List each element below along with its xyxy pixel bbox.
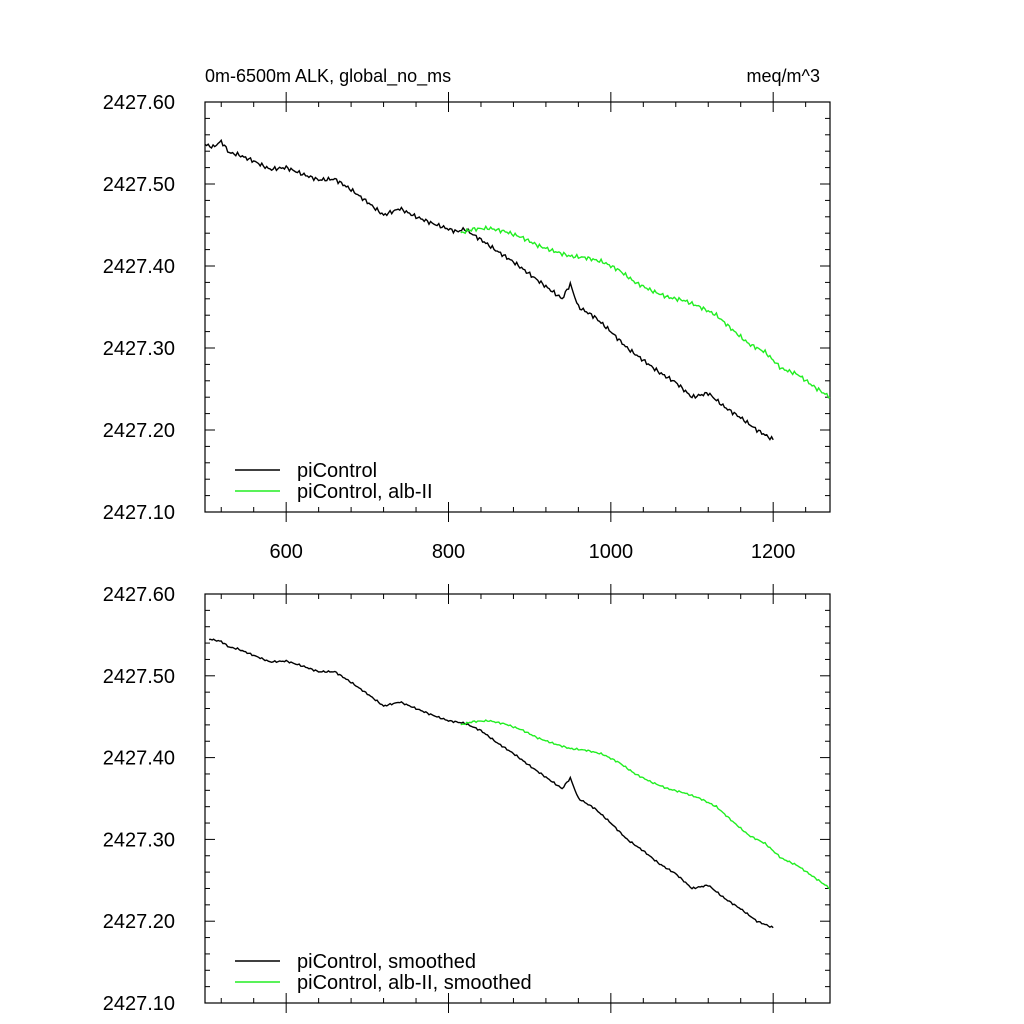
y-tick-label: 2427.10 [103, 502, 175, 524]
y-tick-label: 2427.40 [103, 256, 175, 278]
panel-bottom: 2427.10 2427.20 2427.30 2427.40 2427.50 2427.… [103, 584, 831, 1015]
x-tick-label: 600 [269, 541, 302, 563]
plot-frame [204, 593, 831, 1004]
plot-frame [204, 101, 831, 513]
legend-label: piControl [297, 460, 377, 482]
y-tick-label: 2427.60 [103, 92, 175, 114]
panel-title-units: meq/m^3 [747, 66, 820, 86]
legend-label: piControl, smoothed [297, 951, 476, 973]
y-tick-label: 2427.30 [103, 829, 175, 851]
y-tick-label: 2427.20 [103, 911, 175, 933]
series-line-picontrol [204, 138, 774, 441]
y-tick-label: 2427.60 [103, 584, 175, 606]
y-tick-label: 2427.30 [103, 338, 175, 360]
series-line-picontrol-smoothed [209, 638, 774, 929]
series-line-picontrol-alb-ii-smoothed [460, 719, 831, 890]
legend-label: piControl, alb-II, smoothed [297, 972, 532, 994]
y-tick-label: 2427.50 [103, 666, 175, 688]
y-tick-label: 2427.50 [103, 174, 175, 196]
y-tick-label: 2427.20 [103, 420, 175, 442]
legend-label: piControl, alb-II [297, 481, 433, 503]
series-line-picontrol-alb-ii [460, 224, 831, 399]
x-tick-label: 800 [432, 541, 465, 563]
x-tick-label: 1000 [589, 541, 634, 563]
y-tick-label: 2427.40 [103, 748, 175, 770]
panel-top: 0m-6500m ALK, global_no_ms meq/m^3 2427.… [103, 66, 831, 563]
x-tick-label: 1200 [751, 541, 796, 563]
y-tick-label: 2427.10 [103, 993, 175, 1015]
panel-title-left: 0m-6500m ALK, global_no_ms [205, 66, 451, 87]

○ ○ ○ ○

**SET TASK:** Copy out every row above word for word, leaving out the picture lines.

**ANSWER TO THE TASK:**
List each element below along with its xyxy pixel bbox.
y-tick-label: 2427.10 [103, 502, 175, 524]
y-tick-label: 2427.40 [103, 256, 175, 278]
panel-bottom: 2427.10 2427.20 2427.30 2427.40 2427.50 2427.… [103, 584, 831, 1015]
x-tick-label: 600 [269, 541, 302, 563]
plot-frame [204, 593, 831, 1004]
plot-frame [204, 101, 831, 513]
legend-label: piControl [297, 460, 377, 482]
y-tick-label: 2427.60 [103, 92, 175, 114]
panel-title-units: meq/m^3 [747, 66, 820, 86]
legend-label: piControl, smoothed [297, 951, 476, 973]
y-tick-label: 2427.30 [103, 829, 175, 851]
y-tick-label: 2427.20 [103, 911, 175, 933]
series-line-picontrol [204, 138, 774, 441]
y-tick-label: 2427.60 [103, 584, 175, 606]
y-tick-label: 2427.30 [103, 338, 175, 360]
series-line-picontrol-smoothed [209, 638, 774, 929]
series-line-picontrol-alb-ii-smoothed [460, 719, 831, 890]
legend-label: piControl, alb-II, smoothed [297, 972, 532, 994]
y-tick-label: 2427.50 [103, 666, 175, 688]
y-tick-label: 2427.50 [103, 174, 175, 196]
y-tick-label: 2427.20 [103, 420, 175, 442]
legend-label: piControl, alb-II [297, 481, 433, 503]
series-line-picontrol-alb-ii [460, 224, 831, 399]
x-tick-label: 800 [432, 541, 465, 563]
x-tick-label: 1000 [589, 541, 634, 563]
y-tick-label: 2427.40 [103, 748, 175, 770]
panel-top: 0m-6500m ALK, global_no_ms meq/m^3 2427.… [103, 66, 831, 563]
x-tick-label: 1200 [751, 541, 796, 563]
y-tick-label: 2427.10 [103, 993, 175, 1015]
panel-title-left: 0m-6500m ALK, global_no_ms [205, 66, 451, 87]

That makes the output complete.